** begin Dataset rows **
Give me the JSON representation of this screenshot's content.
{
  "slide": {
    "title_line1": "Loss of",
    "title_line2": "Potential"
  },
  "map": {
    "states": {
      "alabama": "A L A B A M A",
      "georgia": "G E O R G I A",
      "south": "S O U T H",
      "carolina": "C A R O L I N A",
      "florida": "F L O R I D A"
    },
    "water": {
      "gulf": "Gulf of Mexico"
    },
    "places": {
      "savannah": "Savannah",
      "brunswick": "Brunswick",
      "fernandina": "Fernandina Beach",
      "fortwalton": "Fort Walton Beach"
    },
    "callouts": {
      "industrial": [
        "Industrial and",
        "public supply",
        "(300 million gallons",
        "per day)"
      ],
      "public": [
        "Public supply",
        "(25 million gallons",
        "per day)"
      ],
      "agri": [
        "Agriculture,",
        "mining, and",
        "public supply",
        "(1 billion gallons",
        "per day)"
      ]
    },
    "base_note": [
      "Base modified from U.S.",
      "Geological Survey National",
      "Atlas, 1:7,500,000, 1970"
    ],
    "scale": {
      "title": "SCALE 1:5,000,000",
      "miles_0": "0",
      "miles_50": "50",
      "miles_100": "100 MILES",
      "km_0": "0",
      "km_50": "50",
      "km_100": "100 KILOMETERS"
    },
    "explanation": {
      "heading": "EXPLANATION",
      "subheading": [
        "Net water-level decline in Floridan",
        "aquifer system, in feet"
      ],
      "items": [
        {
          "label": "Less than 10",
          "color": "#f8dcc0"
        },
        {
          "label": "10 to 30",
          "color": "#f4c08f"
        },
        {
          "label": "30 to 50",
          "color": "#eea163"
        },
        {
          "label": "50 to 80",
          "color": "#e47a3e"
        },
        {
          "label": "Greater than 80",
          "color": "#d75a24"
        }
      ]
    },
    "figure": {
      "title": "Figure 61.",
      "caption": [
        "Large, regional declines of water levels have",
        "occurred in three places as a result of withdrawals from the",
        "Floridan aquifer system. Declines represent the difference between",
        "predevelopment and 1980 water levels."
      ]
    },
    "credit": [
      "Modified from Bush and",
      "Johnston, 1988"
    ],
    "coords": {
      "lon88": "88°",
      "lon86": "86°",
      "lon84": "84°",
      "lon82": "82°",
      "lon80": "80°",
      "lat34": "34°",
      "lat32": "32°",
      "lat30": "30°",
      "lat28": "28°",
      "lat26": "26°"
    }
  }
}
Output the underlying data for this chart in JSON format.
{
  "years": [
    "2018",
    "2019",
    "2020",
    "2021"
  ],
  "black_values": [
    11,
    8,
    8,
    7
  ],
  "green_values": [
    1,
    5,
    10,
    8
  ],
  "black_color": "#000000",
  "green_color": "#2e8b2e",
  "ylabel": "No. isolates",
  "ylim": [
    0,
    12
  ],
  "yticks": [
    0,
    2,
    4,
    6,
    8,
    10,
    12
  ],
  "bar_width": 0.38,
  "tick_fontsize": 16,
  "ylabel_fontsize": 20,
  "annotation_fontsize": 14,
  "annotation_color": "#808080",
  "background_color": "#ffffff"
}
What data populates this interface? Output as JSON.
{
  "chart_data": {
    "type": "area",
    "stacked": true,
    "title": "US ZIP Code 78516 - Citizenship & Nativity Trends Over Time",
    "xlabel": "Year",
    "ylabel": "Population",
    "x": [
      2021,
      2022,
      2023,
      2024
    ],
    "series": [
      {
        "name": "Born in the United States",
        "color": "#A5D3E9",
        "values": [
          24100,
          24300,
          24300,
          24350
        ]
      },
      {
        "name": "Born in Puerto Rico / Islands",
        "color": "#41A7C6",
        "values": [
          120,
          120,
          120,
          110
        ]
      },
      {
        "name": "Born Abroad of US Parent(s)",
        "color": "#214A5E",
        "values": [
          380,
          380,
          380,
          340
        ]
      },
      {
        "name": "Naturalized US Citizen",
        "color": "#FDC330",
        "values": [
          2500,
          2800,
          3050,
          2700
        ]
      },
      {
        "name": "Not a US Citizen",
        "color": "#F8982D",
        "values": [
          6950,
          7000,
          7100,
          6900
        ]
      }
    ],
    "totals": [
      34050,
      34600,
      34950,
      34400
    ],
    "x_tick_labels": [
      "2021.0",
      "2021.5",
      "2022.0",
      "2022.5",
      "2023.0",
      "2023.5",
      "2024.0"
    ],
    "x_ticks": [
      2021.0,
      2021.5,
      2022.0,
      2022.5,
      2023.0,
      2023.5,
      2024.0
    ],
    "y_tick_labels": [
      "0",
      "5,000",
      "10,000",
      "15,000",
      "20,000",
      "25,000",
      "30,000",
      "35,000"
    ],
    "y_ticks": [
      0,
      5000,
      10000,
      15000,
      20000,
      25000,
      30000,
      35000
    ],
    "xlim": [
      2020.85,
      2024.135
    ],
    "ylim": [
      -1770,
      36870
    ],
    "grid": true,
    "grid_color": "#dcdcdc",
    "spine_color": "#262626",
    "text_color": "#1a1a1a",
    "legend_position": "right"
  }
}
** end Dataset rows **
__Your objective__:
Return all of the data exactly as it reads.

__Reply to the exercise__:
Give me the JSON representation of this screenshot's content.
{
  "slide": {
    "title_line1": "Loss of",
    "title_line2": "Potential"
  },
  "map": {
    "states": {
      "alabama": "A L A B A M A",
      "georgia": "G E O R G I A",
      "south": "S O U T H",
      "carolina": "C A R O L I N A",
      "florida": "F L O R I D A"
    },
    "water": {
      "gulf": "Gulf of Mexico"
    },
    "places": {
      "savannah": "Savannah",
      "brunswick": "Brunswick",
      "fernandina": "Fernandina Beach",
      "fortwalton": "Fort Walton Beach"
    },
    "callouts": {
      "industrial": [
        "Industrial and",
        "public supply",
        "(300 million gallons",
        "per day)"
      ],
      "public": [
        "Public supply",
        "(25 million gallons",
        "per day)"
      ],
      "agri": [
        "Agriculture,",
        "mining, and",
        "public supply",
        "(1 billion gallons",
        "per day)"
      ]
    },
    "base_note": [
      "Base modified from U.S.",
      "Geological Survey National",
      "Atlas, 1:7,500,000, 1970"
    ],
    "scale": {
      "title": "SCALE 1:5,000,000",
      "miles_0": "0",
      "miles_50": "50",
      "miles_100": "100 MILES",
      "km_0": "0",
      "km_50": "50",
      "km_100": "100 KILOMETERS"
    },
    "explanation": {
      "heading": "EXPLANATION",
      "subheading": [
        "Net water-level decline in Floridan",
        "aquifer system, in feet"
      ],
      "items": [
        {
          "label": "Less than 10",
          "color": "#f8dcc0"
        },
        {
          "label": "10 to 30",
          "color": "#f4c08f"
        },
        {
          "label": "30 to 50",
          "color": "#eea163"
        },
        {
          "label": "50 to 80",
          "color": "#e47a3e"
        },
        {
          "label": "Greater than 80",
          "color": "#d75a24"
        }
      ]
    },
    "figure": {
      "title": "Figure 61.",
      "caption": [
        "Large, regional declines of water levels have",
        "occurred in three places as a result of withdrawals from the",
        "Floridan aquifer system. Declines represent the difference between",
        "predevelopment and 1980 water levels."
      ]
    },
    "credit": [
      "Modified from Bush and",
      "Johnston, 1988"
    ],
    "coords": {
      "lon88": "88°",
      "lon86": "86°",
      "lon84": "84°",
      "lon82": "82°",
      "lon80": "80°",
      "lat34": "34°",
      "lat32": "32°",
      "lat30": "30°",
      "lat28": "28°",
      "lat26": "26°"
    }
  }
}
Output the underlying data for this chart in JSON format.
{
  "years": [
    "2018",
    "2019",
    "2020",
    "2021"
  ],
  "black_values": [
    11,
    8,
    8,
    7
  ],
  "green_values": [
    1,
    5,
    10,
    8
  ],
  "black_color": "#000000",
  "green_color": "#2e8b2e",
  "ylabel": "No. isolates",
  "ylim": [
    0,
    12
  ],
  "yticks": [
    0,
    2,
    4,
    6,
    8,
    10,
    12
  ],
  "bar_width": 0.38,
  "tick_fontsize": 16,
  "ylabel_fontsize": 20,
  "annotation_fontsize": 14,
  "annotation_color": "#808080",
  "background_color": "#ffffff"
}
What data populates this interface? Output as JSON.
{
  "chart_data": {
    "type": "area",
    "stacked": true,
    "title": "US ZIP Code 78516 - Citizenship & Nativity Trends Over Time",
    "xlabel": "Year",
    "ylabel": "Population",
    "x": [
      2021,
      2022,
      2023,
      2024
    ],
    "series": [
      {
        "name": "Born in the United States",
        "color": "#A5D3E9",
        "values": [
          24100,
          24300,
          24300,
          24350
        ]
      },
      {
        "name": "Born in Puerto Rico / Islands",
        "color": "#41A7C6",
        "values": [
          120,
          120,
          120,
          110
        ]
      },
      {
        "name": "Born Abroad of US Parent(s)",
        "color": "#214A5E",
        "values": [
          380,
          380,
          380,
          340
        ]
      },
      {
        "name": "Naturalized US Citizen",
        "color": "#FDC330",
        "values": [
          2500,
          2800,
          3050,
          2700
        ]
      },
      {
        "name": "Not a US Citizen",
        "color": "#F8982D",
        "values": [
          6950,
          7000,
          7100,
          6900
        ]
      }
    ],
    "totals": [
      34050,
      34600,
      34950,
      34400
    ],
    "x_tick_labels": [
      "2021.0",
      "2021.5",
      "2022.0",
      "2022.5",
      "2023.0",
      "2023.5",
      "2024.0"
    ],
    "x_ticks": [
      2021.0,
      2021.5,
      2022.0,
      2022.5,
      2023.0,
      2023.5,
      2024.0
    ],
    "y_tick_labels": [
      "0",
      "5,000",
      "10,000",
      "15,000",
      "20,000",
      "25,000",
      "30,000",
      "35,000"
    ],
    "y_ticks": [
      0,
      5000,
      10000,
      15000,
      20000,
      25000,
      30000,
      35000
    ],
    "xlim": [
      2020.85,
      2024.135
    ],
    "ylim": [
      -1770,
      36870
    ],
    "grid": true,
    "grid_color": "#dcdcdc",
    "spine_color": "#262626",
    "text_color": "#1a1a1a",
    "legend_position": "right"
  }
}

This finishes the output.